* _OBJECTIVE_:
Return each line containing the string "местного".

— start of PROVIDED INFORMATION —

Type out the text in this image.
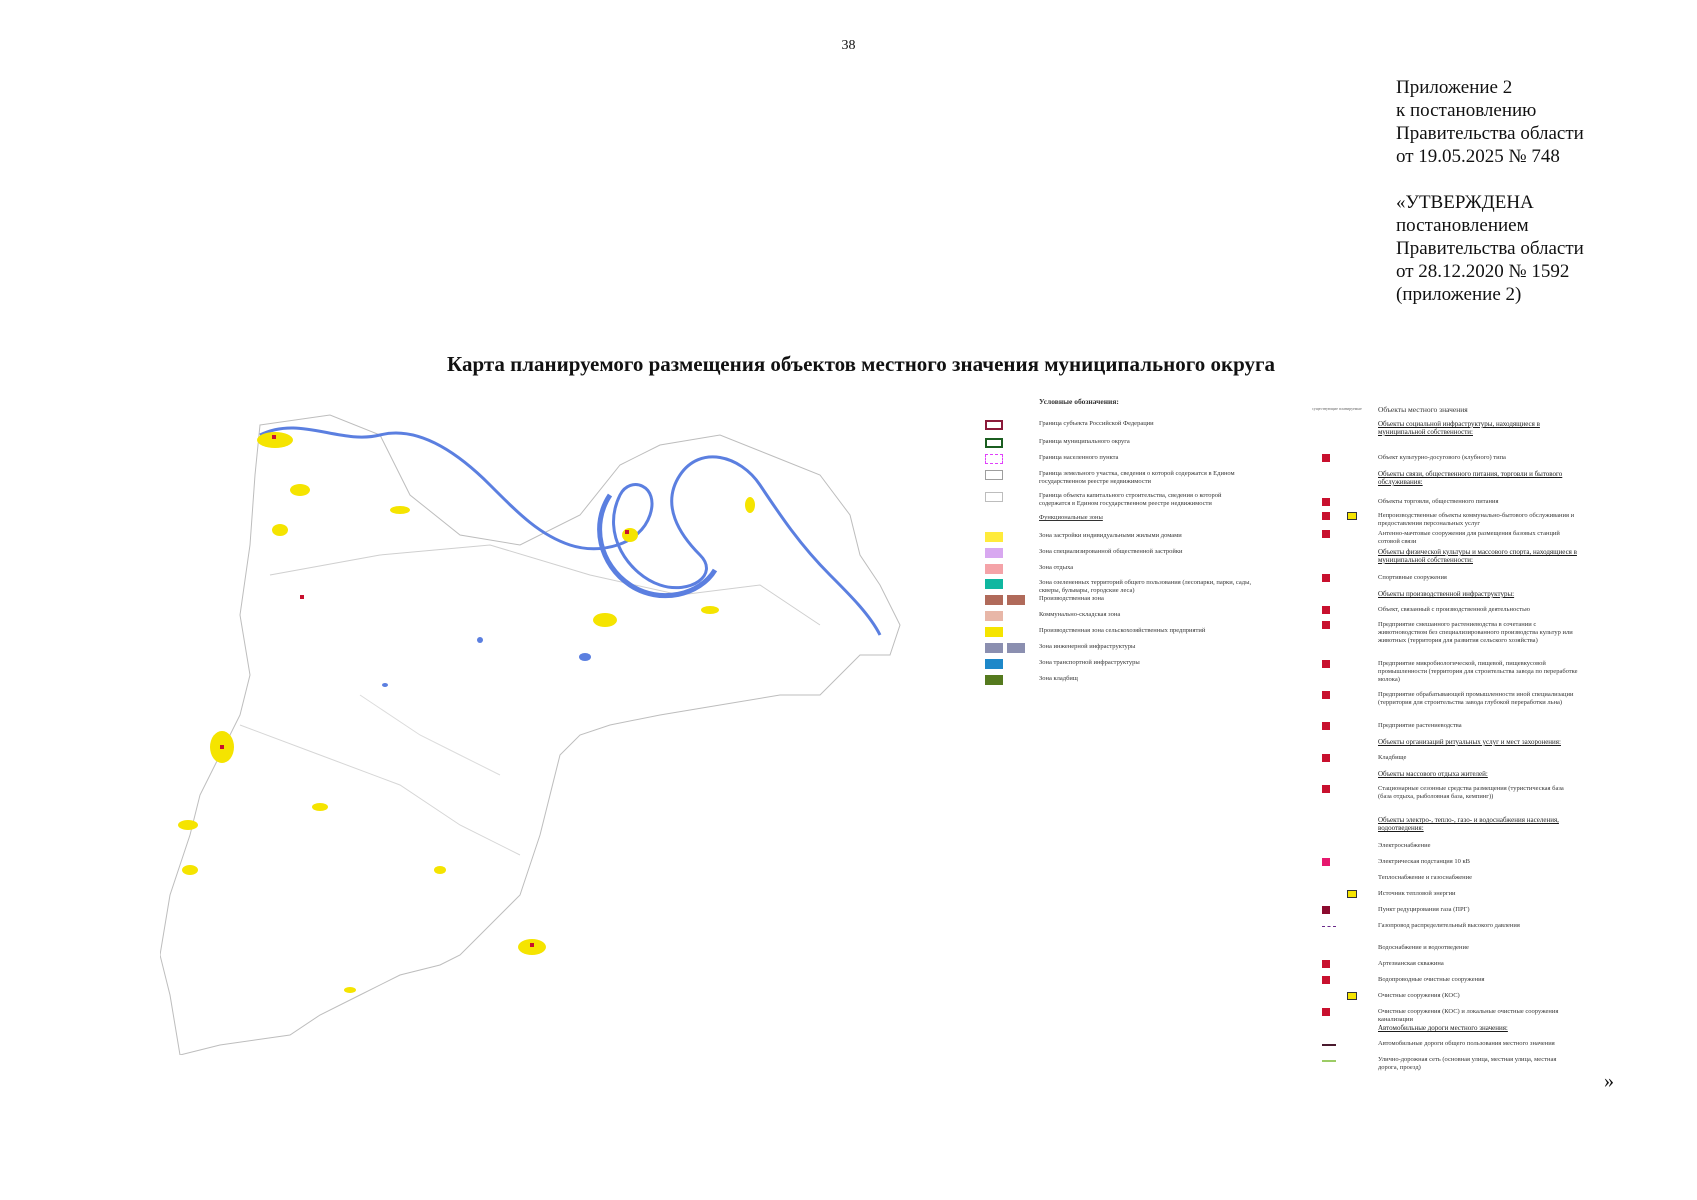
38
Приложение 2
к постановлению
Правительства области
от 19.05.2025 № 748
«УТВЕРЖДЕНА
постановлением
Правительства области
от 28.12.2020 № 1592
(приложение 2)
Карта планируемого размещения объектов местного значения муниципального округа
Условные обозначения:
Граница субъекта Российской Федерации
Граница муниципального округа
Граница населенного пункта
Граница земельного участка, сведения о которой содержатся в Едином государственном реестре недвижимости
Граница объекта капитального строительства, сведения о которой содержатся в Едином государственном реестре недвижимости
Функциональные зоны
Зона застройки индивидуальными жилыми домами
Зона специализированной общественной застройки
Зона отдыха
Зона озелененных территорий общего пользования (лесопарки, парки, сады, скверы, бульвары, городские леса)
Производственная зона
Коммунально-складская зона
Производственная зона сельскохозяйственных предприятий
Зона инженерной инфраструктуры
Зона транспортной инфраструктуры
Зона кладбищ
существующие планируемые Объекты местного значения
Объекты социальной инфраструктуры, находящиеся в муниципальной собственности:
Объект культурно-досугового (клубного) типа
Объекты связи, общественного питания, торговли и бытового обслуживания:
Объекты торговли, общественного питания
Непроизводственные объекты коммунально-бытового обслуживания и предоставления персональных услуг
Антенно-мачтовые сооружения для размещения базовых станций сотовой связи
Объекты физической культуры и массового спорта, находящиеся в муниципальной собственности:
Спортивные сооружения
Объекты производственной инфраструктуры:
Объект, связанный с производственной деятельностью
Предприятие смешанного растениеводства в сочетании с животноводством без специализированного производства культур или животных (территория для развития сельского хозяйства)
Предприятие микробиологической, пищевой, пищевкусовой промышленности (территория для строительства завода по переработке молока)
Предприятие обрабатывающей промышленности иной специализации (территория для строительства завода глубокой переработки льна)
Предприятие растениеводства
Объекты организаций ритуальных услуг и мест захоронения:
Кладбище
Объекты массового отдыха жителей:
Стационарные сезонные средства размещения (туристическая база (база отдыха, рыболовная база, кемпинг))
Объекты электро-, тепло-, газо- и водоснабжения населения, водоотведения:
Электроснабжение
Электрическая подстанция 10 кВ
Теплоснабжение и газоснабжение
Источник тепловой энергии
Пункт редуцирования газа (ПРГ)
Газопровод распределительный высокого давления
Водоснабжение и водоотведение
Артезианская скважина
Водопроводные очистные сооружения
Очистные сооружения (КОС)
Очистные сооружения (КОС) и локальные очистные сооружения канализации
Автомобильные дороги местного значения:
Автомобильные дороги общего пользования местного значения
Улично-дорожная сеть (основная улица, местная улица, местная дорога, проезд)
»
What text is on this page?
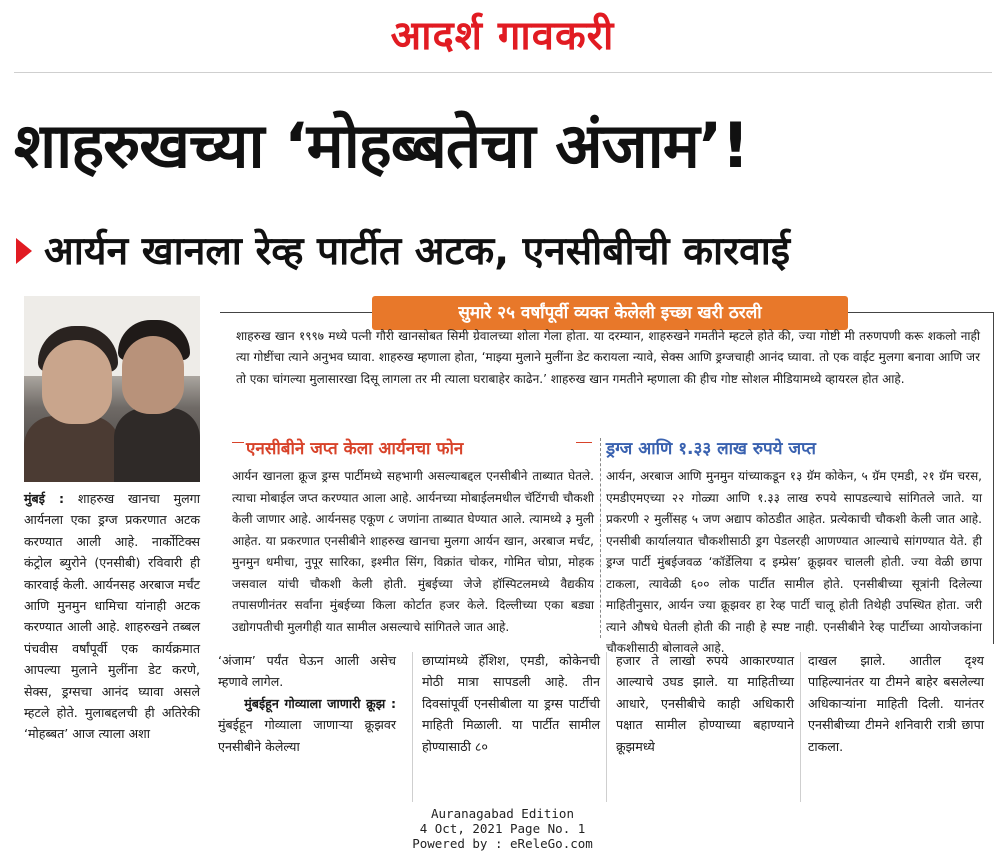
आदर्श गावकरी
शाहरुखच्या ‘मोहब्बतेचा अंजाम’!
आर्यन खानला रेव्ह पार्टीत अटक, एनसीबीची कारवाई
मुंबई : शाहरुख खानचा मुलगा आर्यनला एका ड्रग्ज प्रकरणात अटक करण्यात आली आहे. नार्कोटिक्स कंट्रोल ब्युरोने (एनसीबी) रविवारी ही कारवाई केली. आर्यनसह अरबाज मर्चंट आणि मुनमुन धामिचा यांनाही अटक करण्यात आली आहे. शाहरुखने तब्बल पंचवीस वर्षांपूर्वी एक कार्यक्रमात आपल्या मुलाने मुलींना डेट करणे, सेक्स, ड्रग्सचा आनंद घ्यावा असले म्हटले होते. मुलाबद्दलची ही अतिरेकी ‘मोहब्बत’ आज त्याला अशा
सुमारे २५ वर्षांपूर्वी व्यक्त केलेली इच्छा खरी ठरली
शाहरुख खान १९९७ मध्ये पत्नी गौरी खानसोबत सिमी ग्रेवालच्या शोला गेला होता. या दरम्यान, शाहरुखने गमतीने म्हटले होते की, ज्या गोष्टी मी तरुणपणी करू शकलो नाही त्या गोष्टींचा त्याने अनुभव घ्यावा. शाहरुख म्हणाला होता, ‘माझ्या मुलाने मुलींना डेट करायला न्यावे, सेक्स आणि ड्रग्जचाही आनंद घ्यावा. तो एक वाईट मुलगा बनावा आणि जर तो एका चांगल्या मुलासारखा दिसू लागला तर मी त्याला घराबाहेर काढेन.’ शाहरुख खान गमतीने म्हणाला की हीच गोष्ट सोशल मीडियामध्ये व्हायरल होत आहे.
एनसीबीने जप्त केला आर्यनचा फोन	ड्रग्ज आणि १.३३ लाख रुपये जप्त
आर्यन खानला क्रूज ड्रग्स पार्टीमध्ये सहभागी असल्याबद्दल एनसीबीने ताब्यात घेतले. त्याचा मोबाईल जप्त करण्यात आला आहे. आर्यनच्या मोबाईलमधील चॅटिंगची चौकशी केली जाणार आहे. आर्यनसह एकूण ८ जणांना ताब्यात घेण्यात आले. त्यामध्ये ३ मुली आहेत. या प्रकरणात एनसीबीने शाहरुख खानचा मुलगा आर्यन खान, अरबाज मर्चंट, मुनमुन धमीचा, नुपूर सारिका, इश्मीत सिंग, विक्रांत चोकर, गोमित चोप्रा, मोहक जसवाल यांची चौकशी केली होती. मुंबईच्या जेजे हॉस्पिटलमध्ये वैद्यकीय तपासणीनंतर सर्वांना मुंबईच्या किला कोर्टात हजर केले. दिल्लीच्या एका बड्या उद्योगपतीची मुलगीही यात सामील असल्याचे सांगितले जात आहे.
आर्यन, अरबाज आणि मुनमुन यांच्याकडून १३ ग्रॅम कोकेन, ५ ग्रॅम एमडी, २१ ग्रॅम चरस, एमडीएमएच्या २२ गोळ्या आणि १.३३ लाख रुपये सापडल्याचे सांगितले जाते. या प्रकरणी २ मुलींसह ५ जण अद्याप कोठडीत आहेत. प्रत्येकाची चौकशी केली जात आहे. एनसीबी कार्यालयात चौकशीसाठी ड्रग पेडलरही आणण्यात आल्याचे सांगण्यात येते. ही ड्रग्ज पार्टी मुंबईजवळ ‘कॉर्डेलिया द इम्प्रेस’ क्रूझवर चालली होती. ज्या वेळी छापा टाकला, त्यावेळी ६०० लोक पार्टीत सामील होते. एनसीबीच्या सूत्रांनी दिलेल्या माहितीनुसार, आर्यन ज्या क्रूझवर हा रेव्ह पार्टी चालू होती तिथेही उपस्थित होता. जरी त्याने औषधे घेतली होती की नाही हे स्पष्ट नाही. एनसीबीने रेव्ह पार्टीच्या आयोजकांना चौकशीसाठी बोलावले आहे.
‘अंजाम’ पर्यंत घेऊन आली असेच म्हणावे लागेल.
मुंबईहून गोव्याला जाणारी क्रूझ : मुंबईहून गोव्याला जाणाऱ्या क्रूझवर एनसीबीने केलेल्या
छाप्यांमध्ये हॅशिश, एमडी, कोकेनची मोठी मात्रा सापडली आहे. तीन दिवसांपूर्वी एनसीबीला या ड्रग्स पार्टीची माहिती मिळाली. या पार्टीत सामील होण्यासाठी ८०
हजार ते लाखो रुपये आकारण्यात आल्याचे उघड झाले. या माहितीच्या आधारे, एनसीबीचे काही अधिकारी पक्षात सामील होण्याच्या बहाण्याने क्रूझमध्ये
दाखल झाले. आतील दृश्य पाहिल्यानंतर या टीमने बाहेर बसलेल्या अधिकाऱ्यांना माहिती दिली. यानंतर एनसीबीच्या टीमने शनिवारी रात्री छापा टाकला.
Auranagabad Edition
4 Oct, 2021 Page No. 1
Powered by : eReleGo.com
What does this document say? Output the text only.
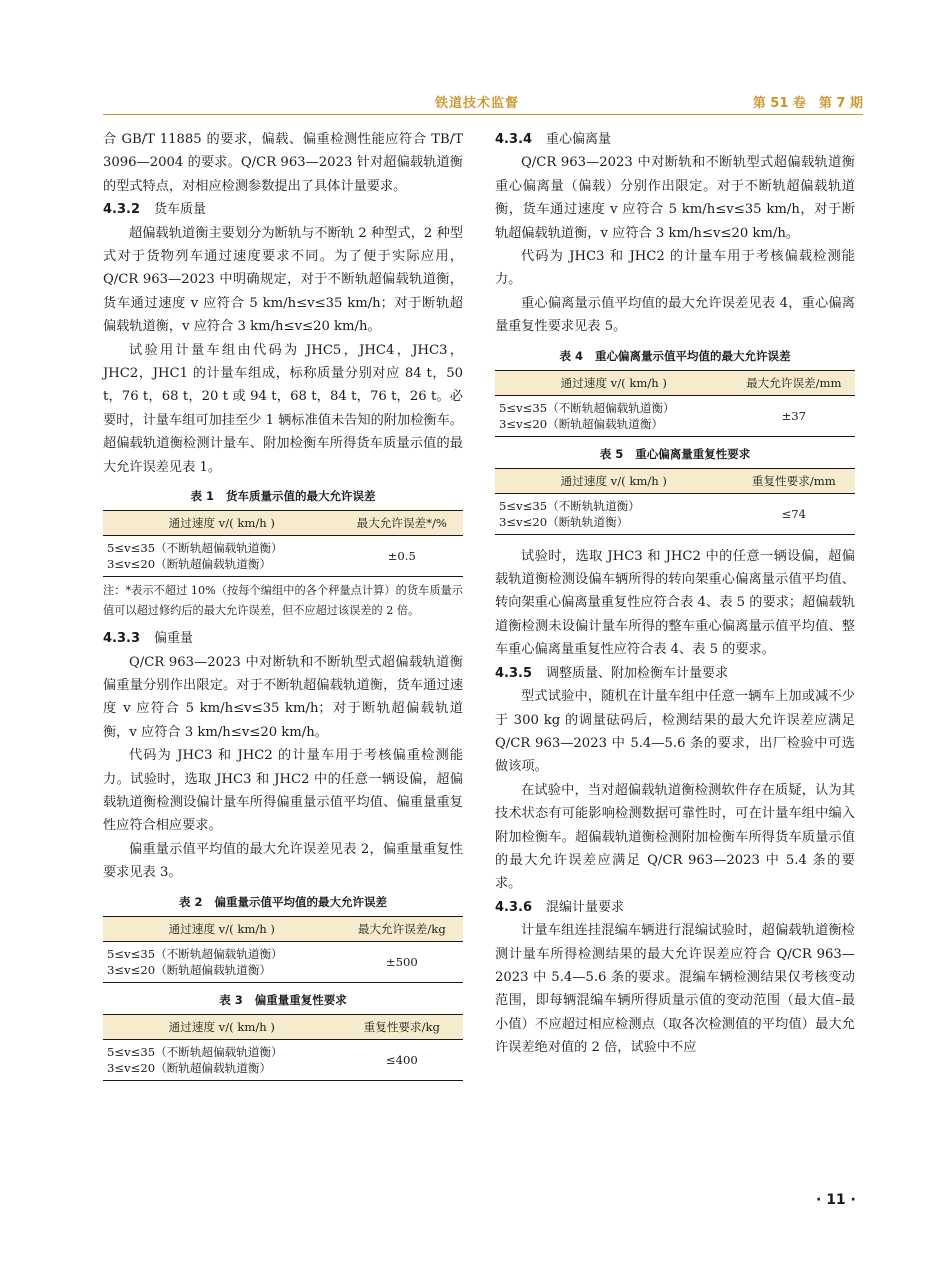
铁道技术监督	第 51 卷　第 7 期

合 GB/T 11885 的要求，偏载、偏重检测性能应符合 TB/T 3096—2004 的要求。Q/CR 963—2023 针对超偏载轨道衡的型式特点，对相应检测参数提出了具体计量要求。

4.3.2 货车质量

超偏载轨道衡主要划分为断轨与不断轨 2 种型式，2 种型式对于货物列车通过速度要求不同。为了便于实际应用，Q/CR 963—2023 中明确规定，对于不断轨超偏载轨道衡，货车通过速度 v 应符合 5 km/h≤v≤35 km/h；对于断轨超偏载轨道衡，v 应符合 3 km/h≤v≤20 km/h。

试验用计量车组由代码为 JHC5，JHC4，JHC3，JHC2，JHC1 的计量车组成，标称质量分别对应 84 t，50 t，76 t，68 t，20 t 或 94 t，68 t，84 t，76 t，26 t。必要时，计量车组可加挂至少 1 辆标准值未告知的附加检衡车。超偏载轨道衡检测计量车、附加检衡车所得货车质量示值的最大允许误差见表 1。

表 1 货车质量示值的最大允许误差
通过速度 v/( km/h )	最大允许误差*/%

5≤v≤35（不断轨超偏载轨道衡）
3≤v≤20（断轨超偏载轨道衡）	±0.5

注：*表示不超过 10%（按每个编组中的各个秤量点计算）的货车质量示值可以超过修约后的最大允许误差，但不应超过该误差的 2 倍。

4.3.3 偏重量

Q/CR 963—2023 中对断轨和不断轨型式超偏载轨道衡偏重量分别作出限定。对于不断轨超偏载轨道衡，货车通过速度 v 应符合 5 km/h≤v≤35 km/h；对于断轨超偏载轨道衡，v 应符合 3 km/h≤v≤20 km/h。

代码为 JHC3 和 JHC2 的计量车用于考核偏重检测能力。试验时，选取 JHC3 和 JHC2 中的任意一辆设偏，超偏载轨道衡检测设偏计量车所得偏重量示值平均值、偏重量重复性应符合相应要求。

偏重量示值平均值的最大允许误差见表 2，偏重量重复性要求见表 3。

表 2 偏重量示值平均值的最大允许误差
通过速度 v/( km/h )	最大允许误差/kg

5≤v≤35（不断轨超偏载轨道衡）
3≤v≤20（断轨超偏载轨道衡）	±500
表 3 偏重量重复性要求
通过速度 v/( km/h )	重复性要求/kg

5≤v≤35（不断轨超偏载轨道衡）
3≤v≤20（断轨超偏载轨道衡）	≤400
4.3.4 重心偏离量

Q/CR 963—2023 中对断轨和不断轨型式超偏载轨道衡重心偏离量（偏载）分别作出限定。对于不断轨超偏载轨道衡，货车通过速度 v 应符合 5 km/h≤v≤35 km/h，对于断轨超偏载轨道衡，v 应符合 3 km/h≤v≤20 km/h。

代码为 JHC3 和 JHC2 的计量车用于考核偏载检测能力。

重心偏离量示值平均值的最大允许误差见表 4，重心偏离量重复性要求见表 5。

表 4 重心偏离量示值平均值的最大允许误差
通过速度 v/( km/h )	最大允许误差/mm

5≤v≤35（不断轨超偏载轨道衡）
3≤v≤20（断轨超偏载轨道衡）	±37
表 5 重心偏离量重复性要求
通过速度 v/( km/h )	重复性要求/mm

5≤v≤35（不断轨轨道衡）
3≤v≤20（断轨轨道衡）	≤74

试验时，选取 JHC3 和 JHC2 中的任意一辆设偏，超偏载轨道衡检测设偏车辆所得的转向架重心偏离量示值平均值、转向架重心偏离量重复性应符合表 4、表 5 的要求；超偏载轨道衡检测未设偏计量车所得的整车重心偏离量示值平均值、整车重心偏离量重复性应符合表 4、表 5 的要求。

4.3.5 调整质量、附加检衡车计量要求

型式试验中，随机在计量车组中任意一辆车上加或减不少于 300 kg 的调量砝码后，检测结果的最大允许误差应满足 Q/CR 963—2023 中 5.4—5.6 条的要求，出厂检验中可选做该项。

在试验中，当对超偏载轨道衡检测软件存在质疑，认为其技术状态有可能影响检测数据可靠性时，可在计量车组中编入附加检衡车。超偏载轨道衡检测附加检衡车所得货车质量示值的最大允许误差应满足 Q/CR 963—2023 中 5.4 条的要求。

4.3.6 混编计量要求

计量车组连挂混编车辆进行混编试验时，超偏载轨道衡检测计量车所得检测结果的最大允许误差应符合 Q/CR 963—2023 中 5.4—5.6 条的要求。混编车辆检测结果仅考核变动范围，即每辆混编车辆所得质量示值的变动范围（最大值–最小值）不应超过相应检测点（取各次检测值的平均值）最大允许误差绝对值的 2 倍，试验中不应

· 11 ·
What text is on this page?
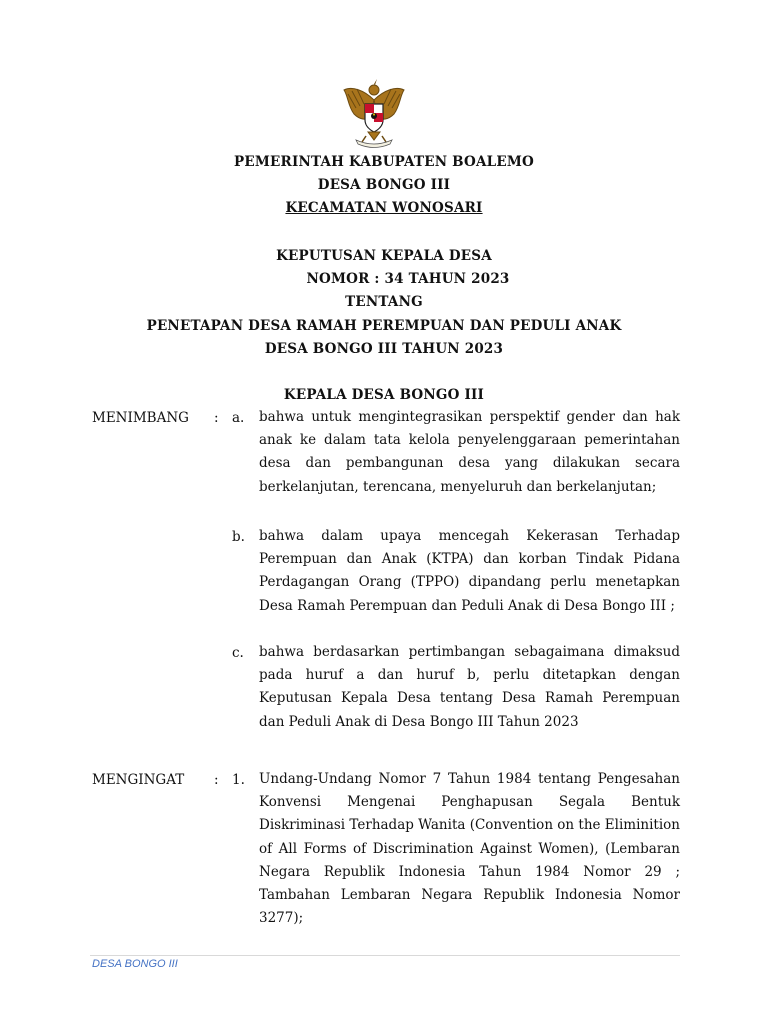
PEMERINTAH KABUPATEN BOALEMO
DESA BONGO III
KECAMATAN WONOSARI
KEPUTUSAN KEPALA DESA
NOMOR : 34 TAHUN 2023
TENTANG
PENETAPAN DESA RAMAH PEREMPUAN DAN PEDULI ANAK
DESA BONGO III TAHUN 2023
KEPALA DESA BONGO III
MENIMBANG : a. bahwa untuk mengintegrasikan perspektif gender dan hak anak ke dalam tata kelola penyelenggaraan pemerintahan desa dan pembangunan desa yang dilakukan secara berkelanjutan, terencana, menyeluruh dan berkelanjutan;
b. bahwa dalam upaya mencegah Kekerasan Terhadap Perempuan dan Anak (KTPA) dan korban Tindak Pidana Perdagangan Orang (TPPO) dipandang perlu menetapkan Desa Ramah Perempuan dan Peduli Anak di Desa Bongo III ;
c. bahwa berdasarkan pertimbangan sebagaimana dimaksud pada huruf a dan huruf b, perlu ditetapkan dengan Keputusan Kepala Desa tentang Desa Ramah Perempuan dan Peduli Anak di Desa Bongo III Tahun 2023
MENGINGAT : 1. Undang-Undang Nomor 7 Tahun 1984 tentang Pengesahan Konvensi Mengenai Penghapusan Segala Bentuk Diskriminasi Terhadap Wanita (Convention on the Eliminition of All Forms of Discrimination Against Women), (Lembaran Negara Republik Indonesia Tahun 1984 Nomor 29 ; Tambahan Lembaran Negara Republik Indonesia Nomor 3277);
DESA BONGO III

— end of PROVIDED INFORMATION —

* _CORRECT RESULT_:
Карта планируемого размещения объектов местного значения муниципального округа
существующие планируемые Объекты местного значения
Автомобильные дороги местного значения:
Автомобильные дороги общего пользования местного значения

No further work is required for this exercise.